Stated task ▸ Copy every line of the records below verbatim, with no changes.

Provided material ▸
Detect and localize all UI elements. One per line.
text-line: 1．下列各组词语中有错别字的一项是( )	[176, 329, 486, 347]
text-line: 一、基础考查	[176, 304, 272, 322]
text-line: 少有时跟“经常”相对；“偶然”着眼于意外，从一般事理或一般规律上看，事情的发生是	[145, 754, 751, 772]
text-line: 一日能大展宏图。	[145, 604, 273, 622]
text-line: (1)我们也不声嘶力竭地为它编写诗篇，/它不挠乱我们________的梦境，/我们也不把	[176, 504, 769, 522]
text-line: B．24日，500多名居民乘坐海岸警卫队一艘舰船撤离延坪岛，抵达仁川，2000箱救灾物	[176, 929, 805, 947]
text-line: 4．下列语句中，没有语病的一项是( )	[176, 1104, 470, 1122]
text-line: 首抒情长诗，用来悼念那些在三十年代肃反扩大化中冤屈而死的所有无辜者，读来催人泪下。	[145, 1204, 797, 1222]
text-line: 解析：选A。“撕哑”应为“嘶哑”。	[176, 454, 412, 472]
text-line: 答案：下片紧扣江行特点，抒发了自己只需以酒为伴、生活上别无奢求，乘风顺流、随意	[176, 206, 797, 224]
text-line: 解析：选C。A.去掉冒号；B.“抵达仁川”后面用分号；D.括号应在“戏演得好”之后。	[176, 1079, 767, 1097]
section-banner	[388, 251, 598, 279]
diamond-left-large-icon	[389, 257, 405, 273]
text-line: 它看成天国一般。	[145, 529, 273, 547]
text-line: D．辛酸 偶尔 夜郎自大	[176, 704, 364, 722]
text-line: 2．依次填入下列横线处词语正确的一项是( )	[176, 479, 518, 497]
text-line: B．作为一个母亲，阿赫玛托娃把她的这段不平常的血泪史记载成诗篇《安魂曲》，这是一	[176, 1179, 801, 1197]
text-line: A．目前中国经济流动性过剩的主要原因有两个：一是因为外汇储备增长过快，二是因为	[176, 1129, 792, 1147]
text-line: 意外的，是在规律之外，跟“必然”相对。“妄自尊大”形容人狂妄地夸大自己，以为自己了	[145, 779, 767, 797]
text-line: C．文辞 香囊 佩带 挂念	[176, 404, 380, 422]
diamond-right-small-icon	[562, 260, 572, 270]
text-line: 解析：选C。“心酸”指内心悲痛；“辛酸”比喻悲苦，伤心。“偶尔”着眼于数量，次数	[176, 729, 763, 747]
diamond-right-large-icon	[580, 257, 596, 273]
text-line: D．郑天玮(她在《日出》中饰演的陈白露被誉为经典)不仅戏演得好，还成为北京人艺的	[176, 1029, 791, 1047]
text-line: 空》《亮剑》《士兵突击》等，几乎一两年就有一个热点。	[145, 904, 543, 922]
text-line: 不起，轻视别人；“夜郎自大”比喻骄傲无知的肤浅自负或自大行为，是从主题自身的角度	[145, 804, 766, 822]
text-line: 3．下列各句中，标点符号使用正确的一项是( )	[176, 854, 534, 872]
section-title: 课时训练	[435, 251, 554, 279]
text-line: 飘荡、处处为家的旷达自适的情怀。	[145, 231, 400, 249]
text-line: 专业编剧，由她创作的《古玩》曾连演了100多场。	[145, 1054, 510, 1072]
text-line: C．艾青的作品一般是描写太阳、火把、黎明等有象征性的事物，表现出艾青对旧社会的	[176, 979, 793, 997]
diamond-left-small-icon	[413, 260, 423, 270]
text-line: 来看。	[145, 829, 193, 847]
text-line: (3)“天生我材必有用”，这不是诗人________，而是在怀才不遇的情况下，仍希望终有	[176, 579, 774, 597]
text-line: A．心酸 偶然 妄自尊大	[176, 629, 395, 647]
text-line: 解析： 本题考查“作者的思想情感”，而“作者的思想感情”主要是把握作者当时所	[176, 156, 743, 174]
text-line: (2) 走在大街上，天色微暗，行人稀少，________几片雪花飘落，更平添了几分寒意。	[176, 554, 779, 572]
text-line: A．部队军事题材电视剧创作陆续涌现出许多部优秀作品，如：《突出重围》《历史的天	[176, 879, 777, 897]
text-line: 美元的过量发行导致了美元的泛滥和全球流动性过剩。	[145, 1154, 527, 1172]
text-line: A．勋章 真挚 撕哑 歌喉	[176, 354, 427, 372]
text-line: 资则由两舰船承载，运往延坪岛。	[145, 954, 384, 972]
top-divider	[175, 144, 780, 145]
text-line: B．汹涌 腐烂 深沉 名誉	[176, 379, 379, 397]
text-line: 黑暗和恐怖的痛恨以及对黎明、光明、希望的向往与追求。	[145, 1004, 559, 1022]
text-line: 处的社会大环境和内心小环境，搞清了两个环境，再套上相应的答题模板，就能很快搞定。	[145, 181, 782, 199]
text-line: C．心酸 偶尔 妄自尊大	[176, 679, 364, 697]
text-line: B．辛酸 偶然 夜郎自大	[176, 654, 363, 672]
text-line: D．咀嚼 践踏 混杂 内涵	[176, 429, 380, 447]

Finished answer ▸
Detect and localize all UI elements. One per line.
text-line: 1．下列各组词语中有错别字的一项是( )	[176, 329, 486, 347]
text-line: 一、基础考查	[176, 304, 272, 322]
text-line: 少有时跟“经常”相对；“偶然”着眼于意外，从一般事理或一般规律上看，事情的发生是	[145, 754, 751, 772]
text-line: 一日能大展宏图。	[145, 604, 273, 622]
text-line: (1)我们也不声嘶力竭地为它编写诗篇，/它不挠乱我们________的梦境，/我们也不把	[176, 504, 769, 522]
text-line: B．24日，500多名居民乘坐海岸警卫队一艘舰船撤离延坪岛，抵达仁川，2000箱救灾物	[176, 929, 805, 947]
text-line: 4．下列语句中，没有语病的一项是( )	[176, 1104, 470, 1122]
text-line: 首抒情长诗，用来悼念那些在三十年代肃反扩大化中冤屈而死的所有无辜者，读来催人泪下。	[145, 1204, 797, 1222]
text-line: 解析：选A。“撕哑”应为“嘶哑”。	[176, 454, 412, 472]
text-line: 答案：下片紧扣江行特点，抒发了自己只需以酒为伴、生活上别无奢求，乘风顺流、随意	[176, 206, 797, 224]
text-line: 解析：选C。A.去掉冒号；B.“抵达仁川”后面用分号；D.括号应在“戏演得好”之后。	[176, 1079, 767, 1097]
section-banner	[388, 251, 598, 279]
diamond-left-large-icon	[389, 257, 405, 273]
text-line: 它看成天国一般。	[145, 529, 273, 547]
text-line: D．辛酸 偶尔 夜郎自大	[176, 704, 364, 722]
text-line: 2．依次填入下列横线处词语正确的一项是( )	[176, 479, 518, 497]
text-line: B．作为一个母亲，阿赫玛托娃把她的这段不平常的血泪史记载成诗篇《安魂曲》，这是一	[176, 1179, 801, 1197]
text-line: A．目前中国经济流动性过剩的主要原因有两个：一是因为外汇储备增长过快，二是因为	[176, 1129, 792, 1147]
text-line: 意外的，是在规律之外，跟“必然”相对。“妄自尊大”形容人狂妄地夸大自己，以为自己了	[145, 779, 767, 797]
text-line: C．文辞 香囊 佩带 挂念	[176, 404, 380, 422]
diamond-right-small-icon	[562, 260, 572, 270]
text-line: 解析：选C。“心酸”指内心悲痛；“辛酸”比喻悲苦，伤心。“偶尔”着眼于数量，次数	[176, 729, 763, 747]
diamond-right-large-icon	[580, 257, 596, 273]
text-line: D．郑天玮(她在《日出》中饰演的陈白露被誉为经典)不仅戏演得好，还成为北京人艺的	[176, 1029, 791, 1047]
text-line: 空》《亮剑》《士兵突击》等，几乎一两年就有一个热点。	[145, 904, 543, 922]
text-line: 不起，轻视别人；“夜郎自大”比喻骄傲无知的肤浅自负或自大行为，是从主题自身的角度	[145, 804, 766, 822]
text-line: 3．下列各句中，标点符号使用正确的一项是( )	[176, 854, 534, 872]
section-title: 课时训练	[435, 251, 554, 279]
text-line: 飘荡、处处为家的旷达自适的情怀。	[145, 231, 400, 249]
text-line: 专业编剧，由她创作的《古玩》曾连演了100多场。	[145, 1054, 510, 1072]
text-line: C．艾青的作品一般是描写太阳、火把、黎明等有象征性的事物，表现出艾青对旧社会的	[176, 979, 793, 997]
diamond-left-small-icon	[413, 260, 423, 270]
text-line: 来看。	[145, 829, 193, 847]
text-line: (3)“天生我材必有用”，这不是诗人________，而是在怀才不遇的情况下，仍希望终有	[176, 579, 774, 597]
text-line: A．心酸 偶然 妄自尊大	[176, 629, 395, 647]
text-line: 解析： 本题考查“作者的思想情感”，而“作者的思想感情”主要是把握作者当时所	[176, 156, 743, 174]
text-line: (2) 走在大街上，天色微暗，行人稀少，________几片雪花飘落，更平添了几分寒意。	[176, 554, 779, 572]
text-line: A．部队军事题材电视剧创作陆续涌现出许多部优秀作品，如：《突出重围》《历史的天	[176, 879, 777, 897]
text-line: 美元的过量发行导致了美元的泛滥和全球流动性过剩。	[145, 1154, 527, 1172]
text-line: A．勋章 真挚 撕哑 歌喉	[176, 354, 427, 372]
text-line: 资则由两舰船承载，运往延坪岛。	[145, 954, 384, 972]
top-divider	[175, 144, 780, 145]
text-line: B．汹涌 腐烂 深沉 名誉	[176, 379, 379, 397]
text-line: 黑暗和恐怖的痛恨以及对黎明、光明、希望的向往与追求。	[145, 1004, 559, 1022]
text-line: 处的社会大环境和内心小环境，搞清了两个环境，再套上相应的答题模板，就能很快搞定。	[145, 181, 782, 199]
text-line: C．心酸 偶尔 妄自尊大	[176, 679, 364, 697]
text-line: B．辛酸 偶然 夜郎自大	[176, 654, 363, 672]
text-line: D．咀嚼 践踏 混杂 内涵	[176, 429, 380, 447]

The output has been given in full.